***** RAW RECORDS *****
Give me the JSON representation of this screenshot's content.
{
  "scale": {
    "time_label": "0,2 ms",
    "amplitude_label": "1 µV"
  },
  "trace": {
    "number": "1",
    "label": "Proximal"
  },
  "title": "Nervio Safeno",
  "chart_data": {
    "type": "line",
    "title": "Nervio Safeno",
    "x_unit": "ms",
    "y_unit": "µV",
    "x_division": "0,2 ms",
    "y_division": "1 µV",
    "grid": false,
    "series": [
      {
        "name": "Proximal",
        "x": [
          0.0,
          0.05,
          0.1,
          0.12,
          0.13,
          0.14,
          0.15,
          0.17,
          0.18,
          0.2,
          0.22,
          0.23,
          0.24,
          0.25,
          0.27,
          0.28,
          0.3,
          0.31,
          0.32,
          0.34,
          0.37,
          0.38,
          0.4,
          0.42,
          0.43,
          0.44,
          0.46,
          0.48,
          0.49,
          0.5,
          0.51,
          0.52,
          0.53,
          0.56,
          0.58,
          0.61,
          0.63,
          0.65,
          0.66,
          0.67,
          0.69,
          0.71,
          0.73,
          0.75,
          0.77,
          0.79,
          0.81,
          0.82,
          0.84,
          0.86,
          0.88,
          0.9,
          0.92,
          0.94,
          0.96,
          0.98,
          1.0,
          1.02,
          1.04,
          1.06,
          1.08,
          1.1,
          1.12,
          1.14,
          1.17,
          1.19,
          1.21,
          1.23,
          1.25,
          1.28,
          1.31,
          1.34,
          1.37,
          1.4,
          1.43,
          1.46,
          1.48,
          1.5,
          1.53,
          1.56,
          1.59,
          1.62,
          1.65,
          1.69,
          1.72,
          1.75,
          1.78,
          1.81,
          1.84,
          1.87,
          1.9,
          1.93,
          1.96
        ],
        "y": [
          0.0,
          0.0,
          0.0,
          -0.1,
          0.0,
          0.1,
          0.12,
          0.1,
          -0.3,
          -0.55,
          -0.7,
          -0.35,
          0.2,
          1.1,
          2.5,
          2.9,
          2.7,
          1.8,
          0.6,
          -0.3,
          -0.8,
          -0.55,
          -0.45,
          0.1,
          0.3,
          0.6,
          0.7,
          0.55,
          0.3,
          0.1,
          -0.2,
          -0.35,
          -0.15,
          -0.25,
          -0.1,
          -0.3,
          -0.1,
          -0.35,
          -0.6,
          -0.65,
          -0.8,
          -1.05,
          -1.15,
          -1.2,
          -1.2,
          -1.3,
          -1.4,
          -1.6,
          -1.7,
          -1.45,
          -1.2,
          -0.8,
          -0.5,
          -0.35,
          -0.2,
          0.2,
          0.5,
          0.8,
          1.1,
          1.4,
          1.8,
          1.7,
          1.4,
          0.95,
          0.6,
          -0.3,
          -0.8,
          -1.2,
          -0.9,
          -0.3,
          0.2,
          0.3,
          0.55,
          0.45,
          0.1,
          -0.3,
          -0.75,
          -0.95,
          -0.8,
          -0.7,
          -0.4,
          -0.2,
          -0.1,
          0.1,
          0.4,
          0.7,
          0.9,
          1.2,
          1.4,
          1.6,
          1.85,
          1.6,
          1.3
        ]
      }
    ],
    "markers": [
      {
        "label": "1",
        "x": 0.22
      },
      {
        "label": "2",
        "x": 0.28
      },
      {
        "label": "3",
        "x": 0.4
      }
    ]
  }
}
*****
All of the entries above need to be reproduced exactly.

Give me the JSON representation of this screenshot's content.
{
  "scale": {
    "time_label": "0,2 ms",
    "amplitude_label": "1 µV"
  },
  "trace": {
    "number": "1",
    "label": "Proximal"
  },
  "title": "Nervio Safeno",
  "chart_data": {
    "type": "line",
    "title": "Nervio Safeno",
    "x_unit": "ms",
    "y_unit": "µV",
    "x_division": "0,2 ms",
    "y_division": "1 µV",
    "grid": false,
    "series": [
      {
        "name": "Proximal",
        "x": [
          0.0,
          0.05,
          0.1,
          0.12,
          0.13,
          0.14,
          0.15,
          0.17,
          0.18,
          0.2,
          0.22,
          0.23,
          0.24,
          0.25,
          0.27,
          0.28,
          0.3,
          0.31,
          0.32,
          0.34,
          0.37,
          0.38,
          0.4,
          0.42,
          0.43,
          0.44,
          0.46,
          0.48,
          0.49,
          0.5,
          0.51,
          0.52,
          0.53,
          0.56,
          0.58,
          0.61,
          0.63,
          0.65,
          0.66,
          0.67,
          0.69,
          0.71,
          0.73,
          0.75,
          0.77,
          0.79,
          0.81,
          0.82,
          0.84,
          0.86,
          0.88,
          0.9,
          0.92,
          0.94,
          0.96,
          0.98,
          1.0,
          1.02,
          1.04,
          1.06,
          1.08,
          1.1,
          1.12,
          1.14,
          1.17,
          1.19,
          1.21,
          1.23,
          1.25,
          1.28,
          1.31,
          1.34,
          1.37,
          1.4,
          1.43,
          1.46,
          1.48,
          1.5,
          1.53,
          1.56,
          1.59,
          1.62,
          1.65,
          1.69,
          1.72,
          1.75,
          1.78,
          1.81,
          1.84,
          1.87,
          1.9,
          1.93,
          1.96
        ],
        "y": [
          0.0,
          0.0,
          0.0,
          -0.1,
          0.0,
          0.1,
          0.12,
          0.1,
          -0.3,
          -0.55,
          -0.7,
          -0.35,
          0.2,
          1.1,
          2.5,
          2.9,
          2.7,
          1.8,
          0.6,
          -0.3,
          -0.8,
          -0.55,
          -0.45,
          0.1,
          0.3,
          0.6,
          0.7,
          0.55,
          0.3,
          0.1,
          -0.2,
          -0.35,
          -0.15,
          -0.25,
          -0.1,
          -0.3,
          -0.1,
          -0.35,
          -0.6,
          -0.65,
          -0.8,
          -1.05,
          -1.15,
          -1.2,
          -1.2,
          -1.3,
          -1.4,
          -1.6,
          -1.7,
          -1.45,
          -1.2,
          -0.8,
          -0.5,
          -0.35,
          -0.2,
          0.2,
          0.5,
          0.8,
          1.1,
          1.4,
          1.8,
          1.7,
          1.4,
          0.95,
          0.6,
          -0.3,
          -0.8,
          -1.2,
          -0.9,
          -0.3,
          0.2,
          0.3,
          0.55,
          0.45,
          0.1,
          -0.3,
          -0.75,
          -0.95,
          -0.8,
          -0.7,
          -0.4,
          -0.2,
          -0.1,
          0.1,
          0.4,
          0.7,
          0.9,
          1.2,
          1.4,
          1.6,
          1.85,
          1.6,
          1.3
        ]
      }
    ],
    "markers": [
      {
        "label": "1",
        "x": 0.22
      },
      {
        "label": "2",
        "x": 0.28
      },
      {
        "label": "3",
        "x": 0.4
      }
    ]
  }
}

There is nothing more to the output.